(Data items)
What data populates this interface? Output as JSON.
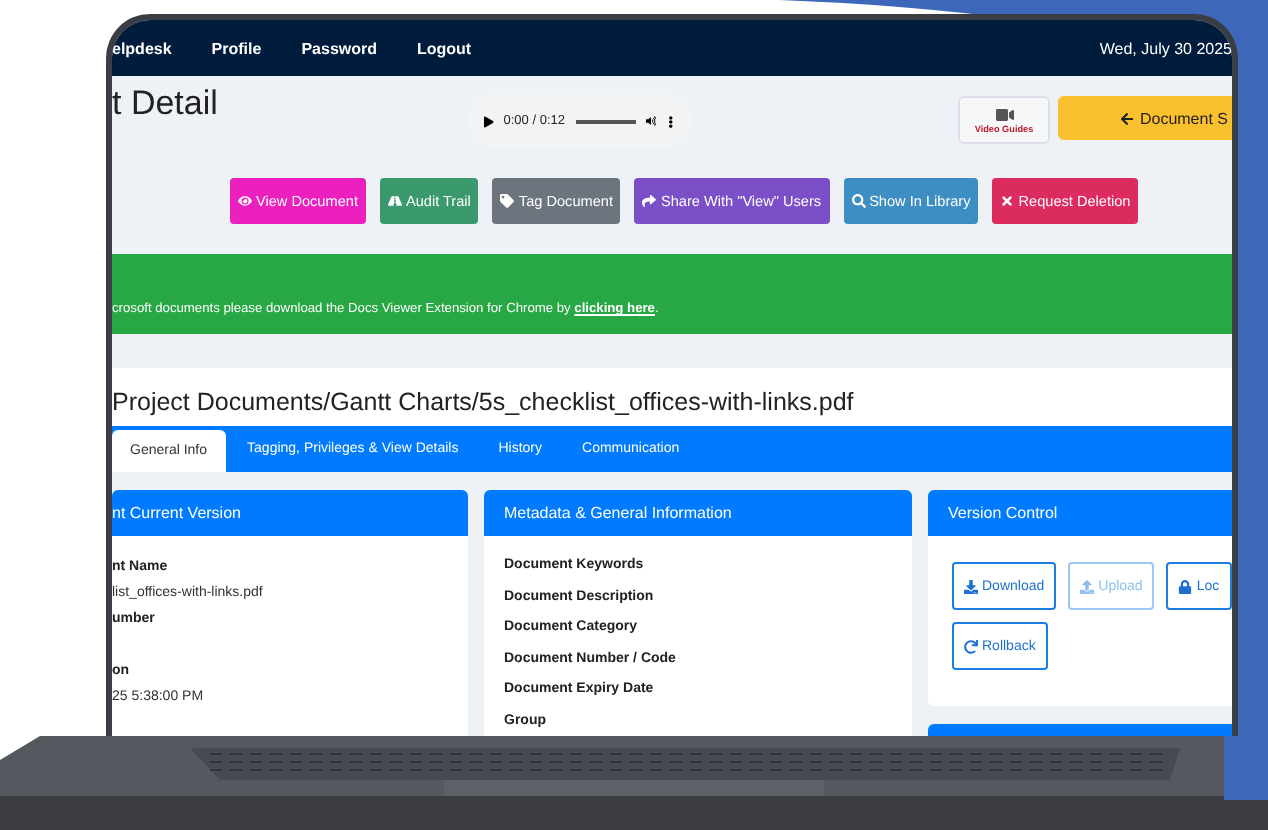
{
  "nav": {
    "links": [
      "elpdesk",
      "Profile",
      "Password",
      "Logout"
    ],
    "date": "Wed, July 30 2025"
  },
  "header": {
    "title": "t Detail",
    "audio": {
      "time": "0:00 / 0:12",
      "level": 0
    },
    "video_guides": "Video Guides",
    "back_button": "Document S"
  },
  "actions": [
    {
      "label": "View Document",
      "color": "#ec1fbf"
    },
    {
      "label": "Audit Trail",
      "color": "#3b9a6d"
    },
    {
      "label": "Tag Document",
      "color": "#6c757d"
    },
    {
      "label": "Share With \"View\" Users",
      "color": "#7a4fc8"
    },
    {
      "label": "Show In Library",
      "color": "#3d8fc3"
    },
    {
      "label": "Request Deletion",
      "color": "#dc2b5f"
    }
  ],
  "alert": {
    "text": "crosoft documents please download the Docs Viewer Extension for Chrome by ",
    "link": "clicking here",
    "after": "."
  },
  "path_title": "Project Documents/Gantt Charts/5s_checklist_offices-with-links.pdf",
  "tabs": [
    {
      "label": "General Info",
      "selected": true
    },
    {
      "label": "Tagging, Privileges & View Details",
      "selected": false
    },
    {
      "label": "History",
      "selected": false
    },
    {
      "label": "Communication",
      "selected": false
    }
  ],
  "current_version": {
    "title": "nt Current Version",
    "fields": [
      {
        "label": "nt Name",
        "value": "list_offices-with-links.pdf"
      },
      {
        "label": "umber"
      },
      {
        "label": "on",
        "value": "25 5:38:00 PM"
      }
    ]
  },
  "metadata": {
    "title": "Metadata & General Information",
    "fields": [
      "Document Keywords",
      "Document Description",
      "Document Category",
      "Document Number / Code",
      "Document Expiry Date",
      "Group"
    ]
  },
  "version_control": {
    "title": "Version Control",
    "buttons": [
      {
        "label": "Download",
        "disabled": false
      },
      {
        "label": "Upload",
        "disabled": true
      },
      {
        "label": "Loc",
        "disabled": false
      },
      {
        "label": "Rollback",
        "disabled": false
      }
    ]
  }
}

▸ **Work to be completed**
Leave out all pictures, then copy the remaining material exactly.

▸ **Full output**
What data populates this interface? Output as JSON.
{
  "nav": {
    "links": [
      "elpdesk",
      "Profile",
      "Password",
      "Logout"
    ],
    "date": "Wed, July 30 2025"
  },
  "header": {
    "title": "t Detail",
    "audio": {
      "time": "0:00 / 0:12",
      "level": 0
    },
    "video_guides": "Video Guides",
    "back_button": "Document S"
  },
  "actions": [
    {
      "label": "View Document",
      "color": "#ec1fbf"
    },
    {
      "label": "Audit Trail",
      "color": "#3b9a6d"
    },
    {
      "label": "Tag Document",
      "color": "#6c757d"
    },
    {
      "label": "Share With \"View\" Users",
      "color": "#7a4fc8"
    },
    {
      "label": "Show In Library",
      "color": "#3d8fc3"
    },
    {
      "label": "Request Deletion",
      "color": "#dc2b5f"
    }
  ],
  "alert": {
    "text": "crosoft documents please download the Docs Viewer Extension for Chrome by ",
    "link": "clicking here",
    "after": "."
  },
  "path_title": "Project Documents/Gantt Charts/5s_checklist_offices-with-links.pdf",
  "tabs": [
    {
      "label": "General Info",
      "selected": true
    },
    {
      "label": "Tagging, Privileges & View Details",
      "selected": false
    },
    {
      "label": "History",
      "selected": false
    },
    {
      "label": "Communication",
      "selected": false
    }
  ],
  "current_version": {
    "title": "nt Current Version",
    "fields": [
      {
        "label": "nt Name",
        "value": "list_offices-with-links.pdf"
      },
      {
        "label": "umber"
      },
      {
        "label": "on",
        "value": "25 5:38:00 PM"
      }
    ]
  },
  "metadata": {
    "title": "Metadata & General Information",
    "fields": [
      "Document Keywords",
      "Document Description",
      "Document Category",
      "Document Number / Code",
      "Document Expiry Date",
      "Group"
    ]
  },
  "version_control": {
    "title": "Version Control",
    "buttons": [
      {
        "label": "Download",
        "disabled": false
      },
      {
        "label": "Upload",
        "disabled": true
      },
      {
        "label": "Loc",
        "disabled": false
      },
      {
        "label": "Rollback",
        "disabled": false
      }
    ]
  }
}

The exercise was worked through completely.